Which lines in the records below contain the word "this"? Copy each of them.

* START RECORD EXTRACTS *

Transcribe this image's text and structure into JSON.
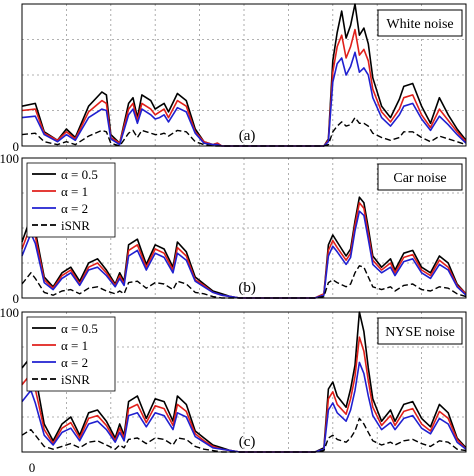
{
  "colors": {
    "alpha_0_5": "#000000",
    "alpha_1": "#e0201b",
    "alpha_2": "#2020d0",
    "isnr": "#000000",
    "grid": "#999999",
    "frame": "#000000"
  },
  "legend": [
    {
      "label": "α = 0.5",
      "color": "#000000",
      "dash": "solid"
    },
    {
      "label": "α = 1",
      "color": "#e0201b",
      "dash": "solid"
    },
    {
      "label": "α = 2",
      "color": "#2020d0",
      "dash": "solid"
    },
    {
      "label": "iSNR",
      "color": "#000000",
      "dash": "dashed"
    }
  ],
  "x_tick_label": "0",
  "chart_data": [
    {
      "type": "line",
      "tag": "(a)",
      "noise_label": "White noise",
      "ylim": [
        0,
        100
      ],
      "yticks": [
        {
          "value": 0,
          "label": "0"
        }
      ],
      "xlim": [
        0,
        100
      ],
      "x": [
        0,
        3,
        5,
        8,
        10,
        12,
        15,
        18,
        19,
        20,
        22,
        24,
        25,
        26,
        27,
        29,
        30,
        31,
        32,
        33,
        35,
        37,
        39,
        41,
        43,
        44,
        45,
        47,
        49,
        51,
        53,
        55,
        57,
        60,
        63,
        66,
        68,
        69,
        70,
        71,
        72,
        73,
        74,
        75,
        76,
        77,
        78,
        79,
        81,
        83,
        85,
        86,
        88,
        90,
        92,
        94,
        96,
        98,
        100
      ],
      "series": [
        {
          "name": "α = 0.5",
          "values": [
            28,
            30,
            10,
            4,
            12,
            6,
            28,
            38,
            36,
            8,
            2,
            30,
            34,
            20,
            36,
            32,
            26,
            28,
            30,
            24,
            37,
            32,
            12,
            3,
            1,
            2,
            0,
            0,
            0,
            0,
            0,
            0,
            0,
            0,
            0,
            0,
            0,
            5,
            60,
            80,
            95,
            76,
            85,
            100,
            78,
            83,
            72,
            48,
            28,
            20,
            33,
            42,
            44,
            28,
            16,
            34,
            22,
            12,
            4
          ]
        },
        {
          "name": "α = 1",
          "values": [
            25,
            26,
            9,
            4,
            10,
            5,
            24,
            32,
            30,
            6,
            2,
            26,
            30,
            18,
            30,
            26,
            22,
            24,
            26,
            20,
            32,
            28,
            10,
            3,
            1,
            2,
            0,
            0,
            0,
            0,
            0,
            0,
            0,
            0,
            0,
            0,
            0,
            4,
            52,
            70,
            78,
            62,
            70,
            82,
            64,
            68,
            60,
            40,
            24,
            17,
            26,
            34,
            36,
            22,
            13,
            26,
            18,
            10,
            3
          ]
        },
        {
          "name": "α = 2",
          "values": [
            20,
            21,
            8,
            3,
            8,
            4,
            20,
            26,
            25,
            5,
            1,
            22,
            26,
            16,
            26,
            22,
            19,
            20,
            22,
            17,
            27,
            24,
            9,
            2,
            1,
            1,
            0,
            0,
            0,
            0,
            0,
            0,
            0,
            0,
            0,
            0,
            0,
            3,
            45,
            58,
            62,
            50,
            56,
            66,
            52,
            55,
            50,
            34,
            20,
            14,
            22,
            28,
            30,
            19,
            11,
            21,
            15,
            8,
            2
          ]
        },
        {
          "name": "iSNR",
          "values": [
            8,
            9,
            3,
            1,
            3,
            1,
            7,
            11,
            10,
            2,
            0,
            9,
            11,
            6,
            11,
            9,
            8,
            8,
            9,
            7,
            11,
            10,
            3,
            1,
            0,
            0,
            0,
            0,
            0,
            0,
            0,
            0,
            0,
            0,
            0,
            0,
            0,
            1,
            10,
            14,
            17,
            14,
            15,
            20,
            16,
            16,
            14,
            9,
            6,
            4,
            6,
            10,
            10,
            6,
            3,
            7,
            5,
            3,
            1
          ]
        }
      ]
    },
    {
      "type": "line",
      "tag": "(b)",
      "noise_label": "Car noise",
      "ylim": [
        0,
        100
      ],
      "yticks": [
        {
          "value": 0,
          "label": "0"
        },
        {
          "value": 100,
          "label": "100"
        }
      ],
      "xlim": [
        0,
        100
      ],
      "x": [
        0,
        2,
        3,
        5,
        7,
        9,
        11,
        13,
        15,
        17,
        19,
        21,
        22,
        23,
        24,
        26,
        28,
        30,
        32,
        34,
        35,
        37,
        39,
        41,
        43,
        45,
        47,
        49,
        51,
        53,
        55,
        58,
        61,
        64,
        66,
        68,
        69,
        70,
        71,
        73,
        74,
        75,
        76,
        77,
        78,
        79,
        81,
        83,
        84,
        86,
        88,
        90,
        92,
        94,
        96,
        98,
        100
      ],
      "series": [
        {
          "name": "α = 0.5",
          "values": [
            40,
            58,
            48,
            15,
            8,
            18,
            22,
            12,
            25,
            28,
            20,
            10,
            18,
            12,
            38,
            42,
            24,
            38,
            35,
            22,
            40,
            33,
            15,
            10,
            5,
            3,
            1,
            0,
            0,
            0,
            0,
            0,
            0,
            0,
            0,
            3,
            38,
            45,
            40,
            30,
            35,
            55,
            72,
            68,
            50,
            30,
            22,
            28,
            20,
            32,
            34,
            22,
            18,
            30,
            25,
            10,
            3
          ]
        },
        {
          "name": "α = 1",
          "values": [
            35,
            52,
            44,
            13,
            7,
            16,
            20,
            10,
            22,
            25,
            18,
            9,
            16,
            10,
            34,
            38,
            22,
            35,
            32,
            20,
            36,
            30,
            13,
            9,
            4,
            2,
            1,
            0,
            0,
            0,
            0,
            0,
            0,
            0,
            0,
            3,
            34,
            41,
            36,
            27,
            32,
            52,
            68,
            64,
            46,
            27,
            20,
            25,
            18,
            29,
            31,
            20,
            16,
            27,
            22,
            9,
            3
          ]
        },
        {
          "name": "α = 2",
          "values": [
            30,
            46,
            39,
            11,
            6,
            14,
            18,
            9,
            20,
            22,
            16,
            8,
            14,
            9,
            30,
            34,
            20,
            32,
            29,
            18,
            32,
            27,
            12,
            8,
            4,
            2,
            1,
            0,
            0,
            0,
            0,
            0,
            0,
            0,
            0,
            2,
            30,
            37,
            33,
            24,
            29,
            48,
            62,
            59,
            42,
            24,
            18,
            22,
            16,
            26,
            28,
            18,
            14,
            24,
            20,
            8,
            2
          ]
        },
        {
          "name": "iSNR",
          "values": [
            10,
            18,
            14,
            4,
            2,
            5,
            6,
            3,
            7,
            8,
            5,
            3,
            5,
            3,
            11,
            12,
            7,
            11,
            10,
            6,
            12,
            10,
            4,
            3,
            1,
            0,
            0,
            0,
            0,
            0,
            0,
            0,
            0,
            0,
            0,
            1,
            11,
            13,
            11,
            8,
            10,
            18,
            23,
            22,
            15,
            8,
            6,
            8,
            5,
            9,
            10,
            6,
            5,
            8,
            7,
            3,
            1
          ]
        }
      ]
    },
    {
      "type": "line",
      "tag": "(c)",
      "noise_label": "NYSE noise",
      "ylim": [
        0,
        100
      ],
      "yticks": [
        {
          "value": 100,
          "label": "100"
        }
      ],
      "xlim": [
        0,
        100
      ],
      "x": [
        0,
        2,
        3,
        5,
        7,
        9,
        11,
        13,
        15,
        17,
        19,
        21,
        22,
        23,
        24,
        26,
        28,
        30,
        32,
        34,
        35,
        37,
        39,
        41,
        43,
        45,
        47,
        49,
        51,
        53,
        55,
        58,
        61,
        64,
        66,
        68,
        69,
        70,
        71,
        73,
        74,
        75,
        76,
        77,
        78,
        79,
        81,
        83,
        84,
        86,
        88,
        90,
        92,
        94,
        96,
        98,
        100
      ],
      "series": [
        {
          "name": "α = 0.5",
          "values": [
            60,
            68,
            55,
            20,
            8,
            20,
            25,
            12,
            28,
            30,
            22,
            10,
            20,
            12,
            36,
            40,
            24,
            38,
            36,
            22,
            40,
            34,
            15,
            10,
            5,
            3,
            1,
            0,
            0,
            0,
            0,
            0,
            0,
            0,
            0,
            3,
            45,
            50,
            40,
            32,
            45,
            62,
            100,
            86,
            60,
            38,
            22,
            30,
            22,
            34,
            36,
            24,
            18,
            34,
            28,
            10,
            3
          ]
        },
        {
          "name": "α = 1",
          "values": [
            48,
            56,
            45,
            16,
            6,
            17,
            21,
            10,
            24,
            26,
            19,
            8,
            17,
            10,
            31,
            34,
            21,
            33,
            31,
            19,
            34,
            29,
            13,
            8,
            4,
            2,
            1,
            0,
            0,
            0,
            0,
            0,
            0,
            0,
            0,
            2,
            38,
            43,
            34,
            27,
            38,
            54,
            82,
            72,
            51,
            32,
            19,
            26,
            19,
            29,
            31,
            20,
            15,
            29,
            24,
            9,
            2
          ]
        },
        {
          "name": "α = 2",
          "values": [
            36,
            44,
            35,
            12,
            5,
            14,
            17,
            8,
            20,
            22,
            16,
            7,
            14,
            8,
            26,
            28,
            18,
            28,
            26,
            16,
            28,
            25,
            11,
            7,
            3,
            2,
            1,
            0,
            0,
            0,
            0,
            0,
            0,
            0,
            0,
            2,
            30,
            35,
            28,
            22,
            30,
            44,
            64,
            56,
            40,
            26,
            16,
            21,
            16,
            24,
            26,
            17,
            13,
            24,
            20,
            7,
            2
          ]
        },
        {
          "name": "iSNR",
          "values": [
            12,
            16,
            12,
            4,
            2,
            4,
            6,
            3,
            7,
            8,
            5,
            2,
            5,
            3,
            9,
            10,
            6,
            10,
            9,
            5,
            10,
            9,
            4,
            2,
            1,
            0,
            0,
            0,
            0,
            0,
            0,
            0,
            0,
            0,
            0,
            1,
            10,
            12,
            9,
            7,
            10,
            15,
            24,
            20,
            14,
            8,
            5,
            7,
            5,
            8,
            9,
            6,
            4,
            8,
            7,
            2,
            1
          ]
        }
      ]
    }
  ]
}
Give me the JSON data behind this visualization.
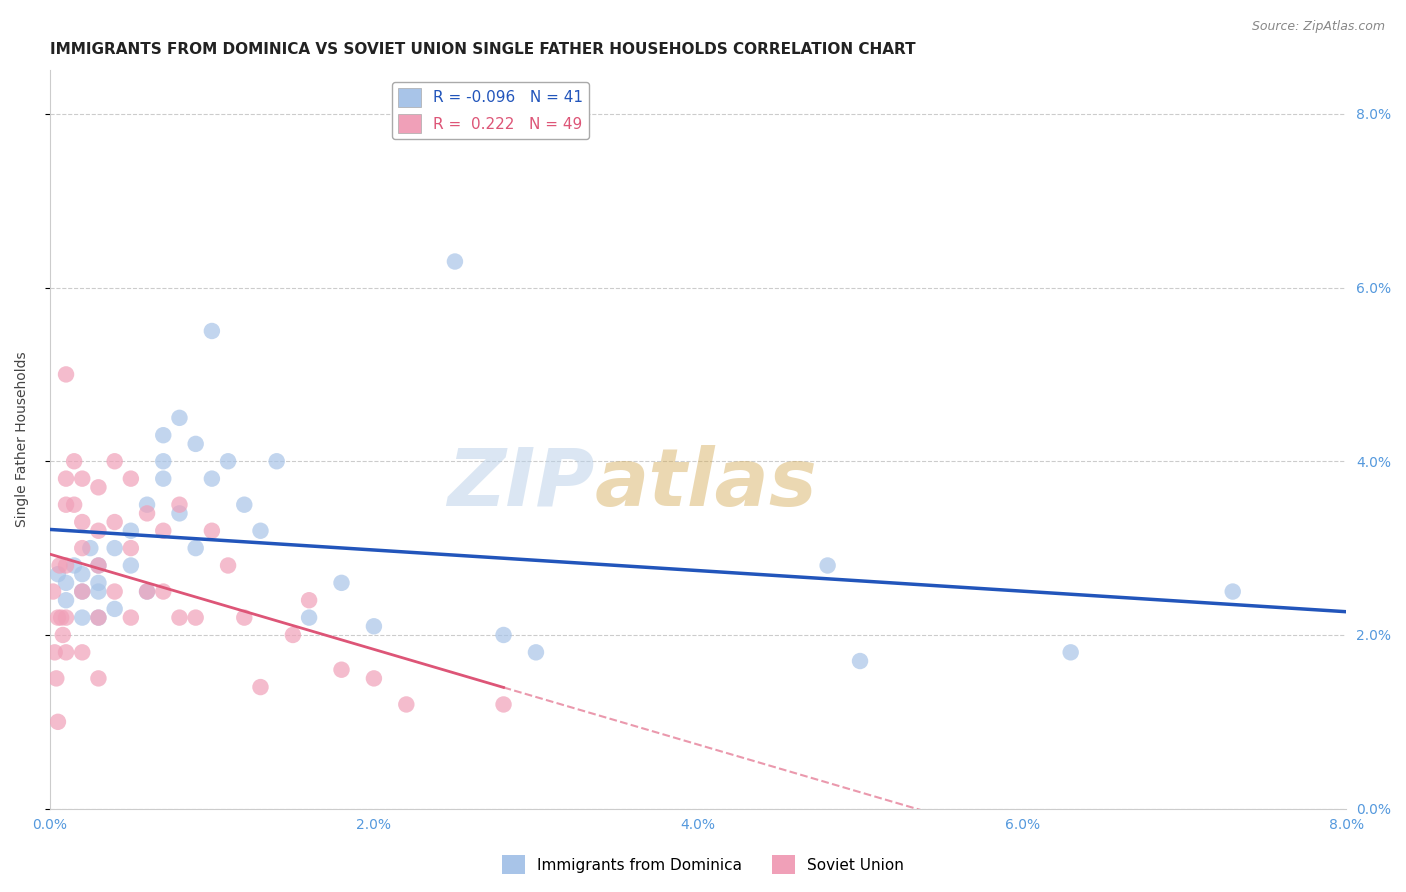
{
  "title": "IMMIGRANTS FROM DOMINICA VS SOVIET UNION SINGLE FATHER HOUSEHOLDS CORRELATION CHART",
  "source": "Source: ZipAtlas.com",
  "ylabel": "Single Father Households",
  "xlim": [
    0.0,
    0.08
  ],
  "ylim": [
    0.0,
    0.085
  ],
  "ytick_values": [
    0.0,
    0.02,
    0.04,
    0.06,
    0.08
  ],
  "xtick_values": [
    0.0,
    0.02,
    0.04,
    0.06,
    0.08
  ],
  "dominica_color": "#a8c4e8",
  "soviet_color": "#f0a0b8",
  "dominica_R": -0.096,
  "dominica_N": 41,
  "soviet_R": 0.222,
  "soviet_N": 49,
  "legend_label_dominica": "Immigrants from Dominica",
  "legend_label_soviet": "Soviet Union",
  "watermark_zip": "ZIP",
  "watermark_atlas": "atlas",
  "dominica_x": [
    0.0005,
    0.001,
    0.001,
    0.0015,
    0.002,
    0.002,
    0.002,
    0.0025,
    0.003,
    0.003,
    0.003,
    0.003,
    0.004,
    0.004,
    0.005,
    0.005,
    0.006,
    0.006,
    0.007,
    0.007,
    0.007,
    0.008,
    0.008,
    0.009,
    0.009,
    0.01,
    0.01,
    0.011,
    0.012,
    0.013,
    0.014,
    0.016,
    0.018,
    0.02,
    0.025,
    0.028,
    0.03,
    0.048,
    0.05,
    0.063,
    0.073
  ],
  "dominica_y": [
    0.027,
    0.026,
    0.024,
    0.028,
    0.027,
    0.025,
    0.022,
    0.03,
    0.028,
    0.026,
    0.025,
    0.022,
    0.03,
    0.023,
    0.032,
    0.028,
    0.035,
    0.025,
    0.043,
    0.04,
    0.038,
    0.045,
    0.034,
    0.042,
    0.03,
    0.055,
    0.038,
    0.04,
    0.035,
    0.032,
    0.04,
    0.022,
    0.026,
    0.021,
    0.063,
    0.02,
    0.018,
    0.028,
    0.017,
    0.018,
    0.025
  ],
  "soviet_x": [
    0.0002,
    0.0003,
    0.0004,
    0.0005,
    0.0005,
    0.0006,
    0.0007,
    0.0008,
    0.001,
    0.001,
    0.001,
    0.001,
    0.001,
    0.001,
    0.0015,
    0.0015,
    0.002,
    0.002,
    0.002,
    0.002,
    0.002,
    0.003,
    0.003,
    0.003,
    0.003,
    0.003,
    0.004,
    0.004,
    0.004,
    0.005,
    0.005,
    0.005,
    0.006,
    0.006,
    0.007,
    0.007,
    0.008,
    0.008,
    0.009,
    0.01,
    0.011,
    0.012,
    0.013,
    0.015,
    0.016,
    0.018,
    0.02,
    0.022,
    0.028
  ],
  "soviet_y": [
    0.025,
    0.018,
    0.015,
    0.022,
    0.01,
    0.028,
    0.022,
    0.02,
    0.05,
    0.038,
    0.035,
    0.028,
    0.022,
    0.018,
    0.04,
    0.035,
    0.038,
    0.033,
    0.03,
    0.025,
    0.018,
    0.037,
    0.032,
    0.028,
    0.022,
    0.015,
    0.04,
    0.033,
    0.025,
    0.038,
    0.03,
    0.022,
    0.034,
    0.025,
    0.032,
    0.025,
    0.035,
    0.022,
    0.022,
    0.032,
    0.028,
    0.022,
    0.014,
    0.02,
    0.024,
    0.016,
    0.015,
    0.012,
    0.012
  ],
  "title_fontsize": 11,
  "source_fontsize": 9,
  "label_fontsize": 10,
  "tick_fontsize": 10,
  "legend_fontsize": 11,
  "background_color": "#ffffff",
  "grid_color": "#cccccc",
  "axis_color": "#5599dd",
  "trend_blue_color": "#2255bb",
  "trend_pink_color": "#dd5577"
}
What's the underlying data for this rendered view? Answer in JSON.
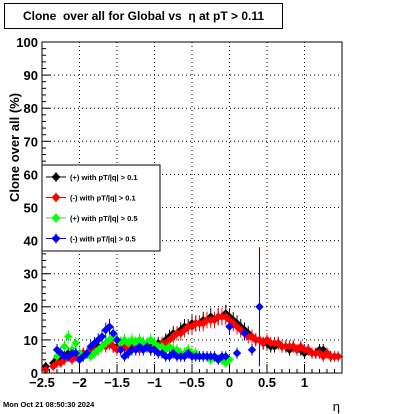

* END RECORD EXTRACTS *

REPLY |
Transcribe this image's text and structure into JSON.
Give me the JSON data behind this visualization.
What's the underlying data for this rendered view? Answer in JSON.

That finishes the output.